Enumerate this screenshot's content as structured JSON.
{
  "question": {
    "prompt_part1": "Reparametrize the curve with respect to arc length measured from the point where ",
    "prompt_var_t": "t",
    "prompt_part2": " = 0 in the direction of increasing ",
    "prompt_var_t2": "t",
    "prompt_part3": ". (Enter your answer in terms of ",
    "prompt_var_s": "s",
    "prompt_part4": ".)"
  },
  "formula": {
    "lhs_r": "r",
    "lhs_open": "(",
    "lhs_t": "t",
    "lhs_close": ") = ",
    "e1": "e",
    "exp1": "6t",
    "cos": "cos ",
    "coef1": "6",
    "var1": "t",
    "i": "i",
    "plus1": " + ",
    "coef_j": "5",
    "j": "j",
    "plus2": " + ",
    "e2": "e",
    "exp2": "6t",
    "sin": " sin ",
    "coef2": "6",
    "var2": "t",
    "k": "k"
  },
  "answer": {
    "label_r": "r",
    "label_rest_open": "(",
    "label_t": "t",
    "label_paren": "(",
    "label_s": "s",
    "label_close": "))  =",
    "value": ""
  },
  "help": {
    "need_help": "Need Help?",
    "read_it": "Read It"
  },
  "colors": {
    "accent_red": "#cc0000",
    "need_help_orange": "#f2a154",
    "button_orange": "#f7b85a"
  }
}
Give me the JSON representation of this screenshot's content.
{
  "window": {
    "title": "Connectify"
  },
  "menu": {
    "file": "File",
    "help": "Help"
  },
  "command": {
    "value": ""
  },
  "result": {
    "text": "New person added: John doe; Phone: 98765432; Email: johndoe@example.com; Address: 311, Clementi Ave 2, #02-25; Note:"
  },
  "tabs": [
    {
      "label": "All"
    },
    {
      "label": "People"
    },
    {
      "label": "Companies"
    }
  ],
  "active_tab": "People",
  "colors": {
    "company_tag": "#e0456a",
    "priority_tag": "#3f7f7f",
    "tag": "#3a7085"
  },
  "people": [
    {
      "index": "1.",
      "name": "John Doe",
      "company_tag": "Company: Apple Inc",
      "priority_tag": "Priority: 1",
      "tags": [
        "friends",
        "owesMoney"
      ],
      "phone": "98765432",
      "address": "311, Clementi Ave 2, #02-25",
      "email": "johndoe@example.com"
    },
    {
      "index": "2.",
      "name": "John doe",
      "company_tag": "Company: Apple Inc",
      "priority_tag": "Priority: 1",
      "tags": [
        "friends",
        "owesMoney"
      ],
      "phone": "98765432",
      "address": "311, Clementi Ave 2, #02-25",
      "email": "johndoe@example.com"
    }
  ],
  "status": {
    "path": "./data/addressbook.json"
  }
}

_ _ _ _ _ _ _

Directive:
Your task is to retype all the records above with nothing left out.

The reply:
Enumerate this screenshot's content as structured JSON.
{
  "question": {
    "prompt_part1": "Reparametrize the curve with respect to arc length measured from the point where ",
    "prompt_var_t": "t",
    "prompt_part2": " = 0 in the direction of increasing ",
    "prompt_var_t2": "t",
    "prompt_part3": ". (Enter your answer in terms of ",
    "prompt_var_s": "s",
    "prompt_part4": ".)"
  },
  "formula": {
    "lhs_r": "r",
    "lhs_open": "(",
    "lhs_t": "t",
    "lhs_close": ") = ",
    "e1": "e",
    "exp1": "6t",
    "cos": "cos ",
    "coef1": "6",
    "var1": "t",
    "i": "i",
    "plus1": " + ",
    "coef_j": "5",
    "j": "j",
    "plus2": " + ",
    "e2": "e",
    "exp2": "6t",
    "sin": " sin ",
    "coef2": "6",
    "var2": "t",
    "k": "k"
  },
  "answer": {
    "label_r": "r",
    "label_rest_open": "(",
    "label_t": "t",
    "label_paren": "(",
    "label_s": "s",
    "label_close": "))  =",
    "value": ""
  },
  "help": {
    "need_help": "Need Help?",
    "read_it": "Read It"
  },
  "colors": {
    "accent_red": "#cc0000",
    "need_help_orange": "#f2a154",
    "button_orange": "#f7b85a"
  }
}
Give me the JSON representation of this screenshot's content.
{
  "window": {
    "title": "Connectify"
  },
  "menu": {
    "file": "File",
    "help": "Help"
  },
  "command": {
    "value": ""
  },
  "result": {
    "text": "New person added: John doe; Phone: 98765432; Email: johndoe@example.com; Address: 311, Clementi Ave 2, #02-25; Note:"
  },
  "tabs": [
    {
      "label": "All"
    },
    {
      "label": "People"
    },
    {
      "label": "Companies"
    }
  ],
  "active_tab": "People",
  "colors": {
    "company_tag": "#e0456a",
    "priority_tag": "#3f7f7f",
    "tag": "#3a7085"
  },
  "people": [
    {
      "index": "1.",
      "name": "John Doe",
      "company_tag": "Company: Apple Inc",
      "priority_tag": "Priority: 1",
      "tags": [
        "friends",
        "owesMoney"
      ],
      "phone": "98765432",
      "address": "311, Clementi Ave 2, #02-25",
      "email": "johndoe@example.com"
    },
    {
      "index": "2.",
      "name": "John doe",
      "company_tag": "Company: Apple Inc",
      "priority_tag": "Priority: 1",
      "tags": [
        "friends",
        "owesMoney"
      ],
      "phone": "98765432",
      "address": "311, Clementi Ave 2, #02-25",
      "email": "johndoe@example.com"
    }
  ],
  "status": {
    "path": "./data/addressbook.json"
  }
}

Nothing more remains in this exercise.